GIVEN PROBLEM: Can the data below be set down again exactly, line for line?

RECORDS FOR THE TASK:
>>>

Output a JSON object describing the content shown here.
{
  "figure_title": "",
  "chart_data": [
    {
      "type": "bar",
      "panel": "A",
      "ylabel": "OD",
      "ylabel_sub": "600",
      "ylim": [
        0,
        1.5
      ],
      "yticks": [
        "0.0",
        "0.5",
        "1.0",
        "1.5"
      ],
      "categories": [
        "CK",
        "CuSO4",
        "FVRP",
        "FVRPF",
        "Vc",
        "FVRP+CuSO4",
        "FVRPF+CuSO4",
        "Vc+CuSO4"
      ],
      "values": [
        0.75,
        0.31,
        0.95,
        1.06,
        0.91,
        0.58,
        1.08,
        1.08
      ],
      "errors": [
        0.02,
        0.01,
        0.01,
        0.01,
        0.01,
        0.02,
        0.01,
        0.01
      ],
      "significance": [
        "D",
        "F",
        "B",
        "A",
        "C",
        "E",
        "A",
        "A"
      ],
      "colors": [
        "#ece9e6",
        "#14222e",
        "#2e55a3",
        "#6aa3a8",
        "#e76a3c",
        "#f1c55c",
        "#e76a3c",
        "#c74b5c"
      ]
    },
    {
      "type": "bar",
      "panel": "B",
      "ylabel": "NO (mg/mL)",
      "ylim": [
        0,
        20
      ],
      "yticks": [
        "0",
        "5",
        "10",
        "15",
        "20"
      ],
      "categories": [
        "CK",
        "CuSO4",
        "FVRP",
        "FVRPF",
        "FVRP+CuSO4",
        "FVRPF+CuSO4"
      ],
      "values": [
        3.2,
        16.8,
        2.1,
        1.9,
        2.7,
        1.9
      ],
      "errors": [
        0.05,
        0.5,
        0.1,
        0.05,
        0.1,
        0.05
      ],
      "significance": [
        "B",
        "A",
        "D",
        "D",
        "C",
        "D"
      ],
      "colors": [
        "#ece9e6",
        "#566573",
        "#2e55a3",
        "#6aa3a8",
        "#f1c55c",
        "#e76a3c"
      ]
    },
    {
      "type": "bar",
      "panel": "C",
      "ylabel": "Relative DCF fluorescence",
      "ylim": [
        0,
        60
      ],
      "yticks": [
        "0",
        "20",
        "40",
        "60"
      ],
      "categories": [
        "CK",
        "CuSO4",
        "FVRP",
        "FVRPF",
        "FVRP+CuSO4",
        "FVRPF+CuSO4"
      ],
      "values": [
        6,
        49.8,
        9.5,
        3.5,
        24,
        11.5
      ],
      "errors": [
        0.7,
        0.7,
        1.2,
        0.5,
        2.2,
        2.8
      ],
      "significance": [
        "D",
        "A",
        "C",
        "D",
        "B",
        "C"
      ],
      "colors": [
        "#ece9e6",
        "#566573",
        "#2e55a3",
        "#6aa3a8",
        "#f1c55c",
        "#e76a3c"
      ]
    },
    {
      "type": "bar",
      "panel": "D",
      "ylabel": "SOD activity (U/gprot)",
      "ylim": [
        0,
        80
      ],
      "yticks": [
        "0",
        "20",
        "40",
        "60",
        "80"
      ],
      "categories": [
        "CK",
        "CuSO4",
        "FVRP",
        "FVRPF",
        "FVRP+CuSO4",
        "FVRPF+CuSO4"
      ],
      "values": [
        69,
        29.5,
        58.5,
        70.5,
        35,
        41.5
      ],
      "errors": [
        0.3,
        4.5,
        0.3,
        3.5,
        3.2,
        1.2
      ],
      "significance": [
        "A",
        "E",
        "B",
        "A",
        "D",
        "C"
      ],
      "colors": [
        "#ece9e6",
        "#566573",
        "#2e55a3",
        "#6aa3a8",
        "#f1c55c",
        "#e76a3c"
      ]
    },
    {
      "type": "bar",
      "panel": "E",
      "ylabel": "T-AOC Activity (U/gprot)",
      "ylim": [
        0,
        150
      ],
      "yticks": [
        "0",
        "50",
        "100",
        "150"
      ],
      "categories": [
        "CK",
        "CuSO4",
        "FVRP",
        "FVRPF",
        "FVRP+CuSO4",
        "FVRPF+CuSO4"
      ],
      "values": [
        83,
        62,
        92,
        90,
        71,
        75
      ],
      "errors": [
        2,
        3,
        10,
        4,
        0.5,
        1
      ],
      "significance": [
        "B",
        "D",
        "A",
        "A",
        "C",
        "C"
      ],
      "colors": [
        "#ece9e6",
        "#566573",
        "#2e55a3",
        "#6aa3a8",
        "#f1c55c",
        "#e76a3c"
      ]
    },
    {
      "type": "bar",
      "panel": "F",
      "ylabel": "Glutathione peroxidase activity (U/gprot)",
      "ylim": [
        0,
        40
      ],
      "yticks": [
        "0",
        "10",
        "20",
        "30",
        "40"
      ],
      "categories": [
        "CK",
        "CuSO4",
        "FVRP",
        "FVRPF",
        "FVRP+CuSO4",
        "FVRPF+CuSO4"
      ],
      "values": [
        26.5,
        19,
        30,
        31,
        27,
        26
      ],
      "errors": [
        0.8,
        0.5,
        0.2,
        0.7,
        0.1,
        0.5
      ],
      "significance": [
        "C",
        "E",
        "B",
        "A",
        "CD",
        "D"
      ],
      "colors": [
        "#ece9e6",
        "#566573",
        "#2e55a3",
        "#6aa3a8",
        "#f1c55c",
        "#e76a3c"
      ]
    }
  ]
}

<<<

ANSWER TO THE TASK:
Output a JSON object describing the content shown here.
{
  "figure_title": "",
  "chart_data": [
    {
      "type": "bar",
      "panel": "A",
      "ylabel": "OD",
      "ylabel_sub": "600",
      "ylim": [
        0,
        1.5
      ],
      "yticks": [
        "0.0",
        "0.5",
        "1.0",
        "1.5"
      ],
      "categories": [
        "CK",
        "CuSO4",
        "FVRP",
        "FVRPF",
        "Vc",
        "FVRP+CuSO4",
        "FVRPF+CuSO4",
        "Vc+CuSO4"
      ],
      "values": [
        0.75,
        0.31,
        0.95,
        1.06,
        0.91,
        0.58,
        1.08,
        1.08
      ],
      "errors": [
        0.02,
        0.01,
        0.01,
        0.01,
        0.01,
        0.02,
        0.01,
        0.01
      ],
      "significance": [
        "D",
        "F",
        "B",
        "A",
        "C",
        "E",
        "A",
        "A"
      ],
      "colors": [
        "#ece9e6",
        "#14222e",
        "#2e55a3",
        "#6aa3a8",
        "#e76a3c",
        "#f1c55c",
        "#e76a3c",
        "#c74b5c"
      ]
    },
    {
      "type": "bar",
      "panel": "B",
      "ylabel": "NO (mg/mL)",
      "ylim": [
        0,
        20
      ],
      "yticks": [
        "0",
        "5",
        "10",
        "15",
        "20"
      ],
      "categories": [
        "CK",
        "CuSO4",
        "FVRP",
        "FVRPF",
        "FVRP+CuSO4",
        "FVRPF+CuSO4"
      ],
      "values": [
        3.2,
        16.8,
        2.1,
        1.9,
        2.7,
        1.9
      ],
      "errors": [
        0.05,
        0.5,
        0.1,
        0.05,
        0.1,
        0.05
      ],
      "significance": [
        "B",
        "A",
        "D",
        "D",
        "C",
        "D"
      ],
      "colors": [
        "#ece9e6",
        "#566573",
        "#2e55a3",
        "#6aa3a8",
        "#f1c55c",
        "#e76a3c"
      ]
    },
    {
      "type": "bar",
      "panel": "C",
      "ylabel": "Relative DCF fluorescence",
      "ylim": [
        0,
        60
      ],
      "yticks": [
        "0",
        "20",
        "40",
        "60"
      ],
      "categories": [
        "CK",
        "CuSO4",
        "FVRP",
        "FVRPF",
        "FVRP+CuSO4",
        "FVRPF+CuSO4"
      ],
      "values": [
        6,
        49.8,
        9.5,
        3.5,
        24,
        11.5
      ],
      "errors": [
        0.7,
        0.7,
        1.2,
        0.5,
        2.2,
        2.8
      ],
      "significance": [
        "D",
        "A",
        "C",
        "D",
        "B",
        "C"
      ],
      "colors": [
        "#ece9e6",
        "#566573",
        "#2e55a3",
        "#6aa3a8",
        "#f1c55c",
        "#e76a3c"
      ]
    },
    {
      "type": "bar",
      "panel": "D",
      "ylabel": "SOD activity (U/gprot)",
      "ylim": [
        0,
        80
      ],
      "yticks": [
        "0",
        "20",
        "40",
        "60",
        "80"
      ],
      "categories": [
        "CK",
        "CuSO4",
        "FVRP",
        "FVRPF",
        "FVRP+CuSO4",
        "FVRPF+CuSO4"
      ],
      "values": [
        69,
        29.5,
        58.5,
        70.5,
        35,
        41.5
      ],
      "errors": [
        0.3,
        4.5,
        0.3,
        3.5,
        3.2,
        1.2
      ],
      "significance": [
        "A",
        "E",
        "B",
        "A",
        "D",
        "C"
      ],
      "colors": [
        "#ece9e6",
        "#566573",
        "#2e55a3",
        "#6aa3a8",
        "#f1c55c",
        "#e76a3c"
      ]
    },
    {
      "type": "bar",
      "panel": "E",
      "ylabel": "T-AOC Activity (U/gprot)",
      "ylim": [
        0,
        150
      ],
      "yticks": [
        "0",
        "50",
        "100",
        "150"
      ],
      "categories": [
        "CK",
        "CuSO4",
        "FVRP",
        "FVRPF",
        "FVRP+CuSO4",
        "FVRPF+CuSO4"
      ],
      "values": [
        83,
        62,
        92,
        90,
        71,
        75
      ],
      "errors": [
        2,
        3,
        10,
        4,
        0.5,
        1
      ],
      "significance": [
        "B",
        "D",
        "A",
        "A",
        "C",
        "C"
      ],
      "colors": [
        "#ece9e6",
        "#566573",
        "#2e55a3",
        "#6aa3a8",
        "#f1c55c",
        "#e76a3c"
      ]
    },
    {
      "type": "bar",
      "panel": "F",
      "ylabel": "Glutathione peroxidase activity (U/gprot)",
      "ylim": [
        0,
        40
      ],
      "yticks": [
        "0",
        "10",
        "20",
        "30",
        "40"
      ],
      "categories": [
        "CK",
        "CuSO4",
        "FVRP",
        "FVRPF",
        "FVRP+CuSO4",
        "FVRPF+CuSO4"
      ],
      "values": [
        26.5,
        19,
        30,
        31,
        27,
        26
      ],
      "errors": [
        0.8,
        0.5,
        0.2,
        0.7,
        0.1,
        0.5
      ],
      "significance": [
        "C",
        "E",
        "B",
        "A",
        "CD",
        "D"
      ],
      "colors": [
        "#ece9e6",
        "#566573",
        "#2e55a3",
        "#6aa3a8",
        "#f1c55c",
        "#e76a3c"
      ]
    }
  ]
}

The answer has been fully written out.